Here are records with pictures in them. Copy all of them exactly and leave the pictures out.

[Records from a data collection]

[start]

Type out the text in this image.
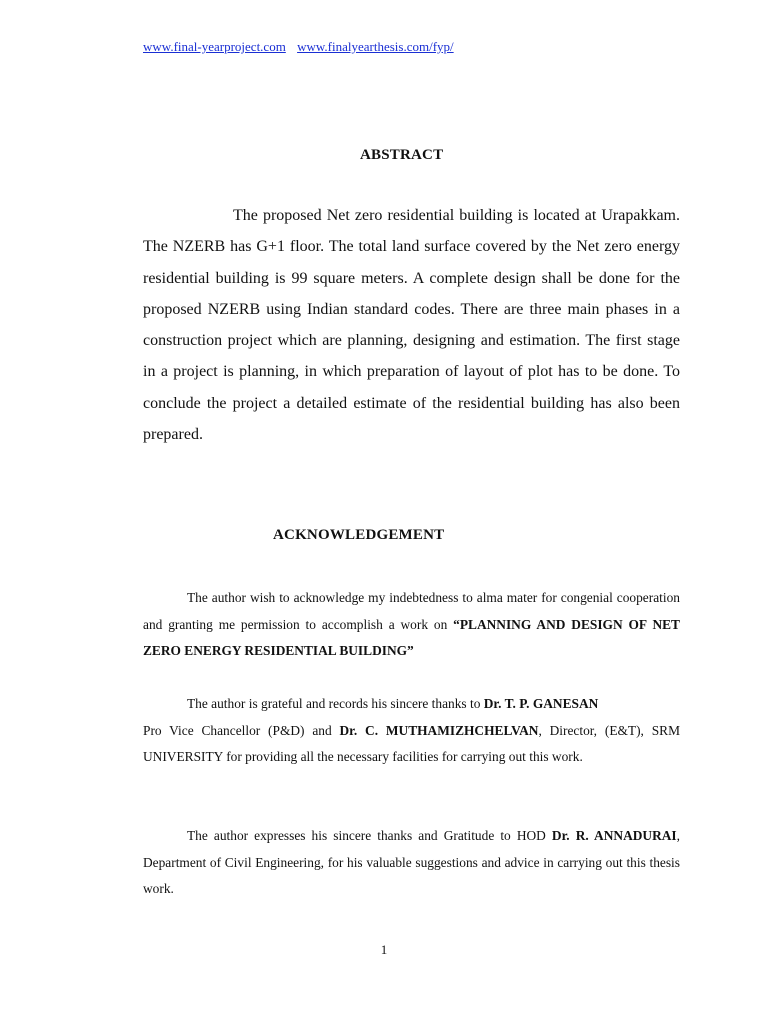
www.final-yearproject.com www.finalyearthesis.com/fyp/
ABSTRACT
The proposed Net zero residential building is located at Urapakkam. The NZERB has G+1 floor. The total land surface covered by the Net zero energy residential building is 99 square meters. A complete design shall be done for the proposed NZERB using Indian standard codes. There are three main phases in a construction project which are planning, designing and estimation. The first stage in a project is planning, in which preparation of layout of plot has to be done. To conclude the project a detailed estimate of the residential building has also been prepared.
ACKNOWLEDGEMENT
The author wish to acknowledge my indebtedness to alma mater for congenial cooperation and granting me permission to accomplish a work on “PLANNING AND DESIGN OF NET ZERO ENERGY RESIDENTIAL BUILDING”
The author is grateful and records his sincere thanks to Dr. T. P. GANESAN
Pro Vice Chancellor (P&D) and Dr. C. MUTHAMIZHCHELVAN, Director, (E&T), SRM UNIVERSITY for providing all the necessary facilities for carrying out this work.
The author expresses his sincere thanks and Gratitude to HOD Dr. R. ANNADURAI, Department of Civil Engineering, for his valuable suggestions and advice in carrying out this thesis work.
1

[end]

COMPLETE ANSWER:
Type out the text in this image.
www.final-yearproject.com www.finalyearthesis.com/fyp/
ABSTRACT
The proposed Net zero residential building is located at Urapakkam. The NZERB has G+1 floor. The total land surface covered by the Net zero energy residential building is 99 square meters. A complete design shall be done for the proposed NZERB using Indian standard codes. There are three main phases in a construction project which are planning, designing and estimation. The first stage in a project is planning, in which preparation of layout of plot has to be done. To conclude the project a detailed estimate of the residential building has also been prepared.
ACKNOWLEDGEMENT
The author wish to acknowledge my indebtedness to alma mater for congenial cooperation and granting me permission to accomplish a work on “PLANNING AND DESIGN OF NET ZERO ENERGY RESIDENTIAL BUILDING”
The author is grateful and records his sincere thanks to Dr. T. P. GANESAN
Pro Vice Chancellor (P&D) and Dr. C. MUTHAMIZHCHELVAN, Director, (E&T), SRM UNIVERSITY for providing all the necessary facilities for carrying out this work.
The author expresses his sincere thanks and Gratitude to HOD Dr. R. ANNADURAI, Department of Civil Engineering, for his valuable suggestions and advice in carrying out this thesis work.
1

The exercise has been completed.